Records:
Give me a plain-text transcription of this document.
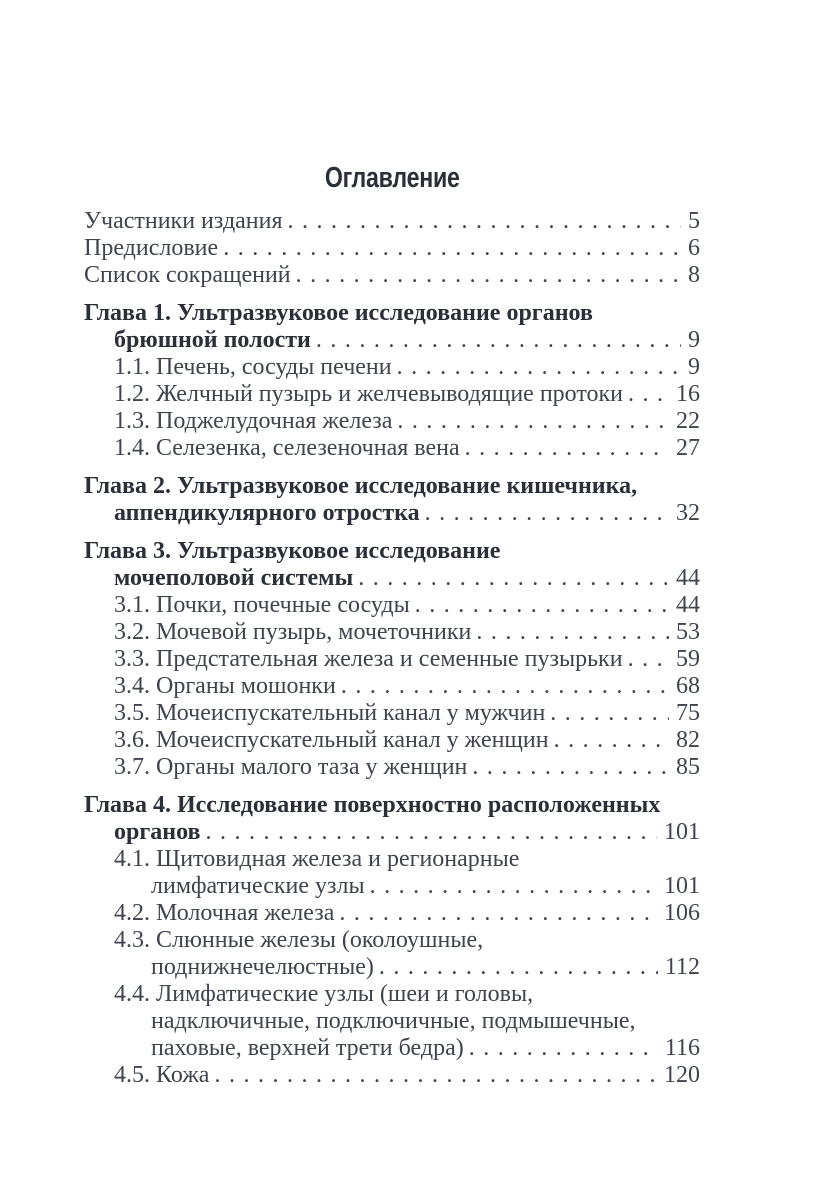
Оглавление
Участники издания . . .	5
Предисловие . . .	6
Список сокращений . . .	8
Глава 1. Ультразвуковое исследование органов
брюшной полости . . .	9
1.1. Печень, сосуды печени . . .	9
1.2. Желчный пузырь и желчевыводящие протоки . . . 16
1.3. Поджелудочная железа . . .	22
1.4. Селезенка, селезеночная вена . . .	27
Глава 2. Ультразвуковое исследование кишечника,
аппендикулярного отростка . . .	32
Глава 3. Ультразвуковое исследование
мочеполовой системы . . .	44
3.1. Почки, почечные сосуды . . .	44
3.2. Мочевой пузырь, мочеточники . . .	53
3.3. Предстательная железа и семенные пузырьки . . . 59
3.4. Органы мошонки . . .	68
3.5. Мочеиспускательный канал у мужчин . . .	75
3.6. Мочеиспускательный канал у женщин . . .	82
3.7. Органы малого таза у женщин . . .	85
Глава 4. Исследование поверхностно расположенных
органов . . .	101
4.1. Щитовидная железа и регионарные
лимфатические узлы . . .	101
4.2. Молочная железа . . .	106
4.3. Слюнные железы (околоушные,
поднижнечелюстные) . . .	112
4.4. Лимфатические узлы (шеи и головы,
надключичные, подключичные, подмышечные,
паховые, верхней трети бедра) . . .	116
4.5. Кожа . . .	120
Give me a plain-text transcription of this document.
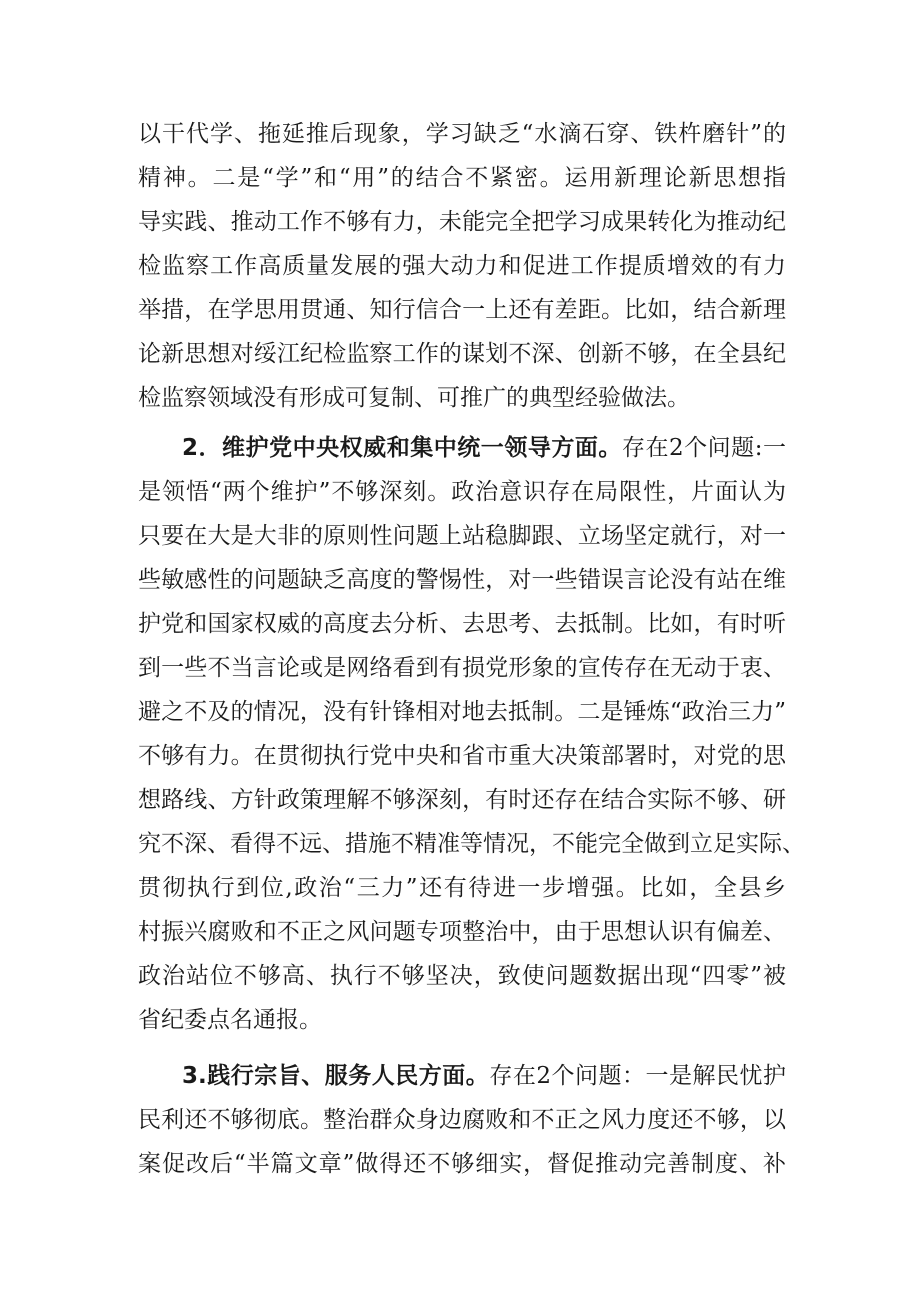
以干代学、拖延推后现象，学习缺乏“水滴石穿、铁杵磨针”的
精神。二是“学”和“用”的结合不紧密。运用新理论新思想指
导实践、推动工作不够有力，未能完全把学习成果转化为推动纪
检监察工作高质量发展的强大动力和促进工作提质增效的有力
举措，在学思用贯通、知行信合一上还有差距。比如，结合新理
论新思想对绥江纪检监察工作的谋划不深、创新不够，在全县纪
检监察领域没有形成可复制、可推广的典型经验做法。
2．维护党中央权威和集中统一领导方面。存在2个问题:一
是领悟“两个维护”不够深刻。政治意识存在局限性，片面认为
只要在大是大非的原则性问题上站稳脚跟、立场坚定就行，对一
些敏感性的问题缺乏高度的警惕性，对一些错误言论没有站在维
护党和国家权威的高度去分析、去思考、去抵制。比如，有时听
到一些不当言论或是网络看到有损党形象的宣传存在无动于衷、
避之不及的情况，没有针锋相对地去抵制。二是锤炼“政治三力”
不够有力。在贯彻执行党中央和省市重大决策部署时，对党的思
想路线、方针政策理解不够深刻，有时还存在结合实际不够、研
究不深、看得不远、措施不精准等情况，不能完全做到立足实际、
贯彻执行到位,政治“三力”还有待进一步增强。比如，全县乡
村振兴腐败和不正之风问题专项整治中，由于思想认识有偏差、
政治站位不够高、执行不够坚决，致使问题数据出现“四零”被
省纪委点名通报。
3.践行宗旨、服务人民方面。存在2个问题：一是解民忧护
民利还不够彻底。整治群众身边腐败和不正之风力度还不够，以
案促改后“半篇文章”做得还不够细实，督促推动完善制度、补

Set task: Your task is to gather every line with the word "Ультразвуковое" and copy it.

Exercise result:
Глава 1. Ультразвуковое исследование органов
Глава 2. Ультразвуковое исследование кишечника,
Глава 3. Ультразвуковое исследование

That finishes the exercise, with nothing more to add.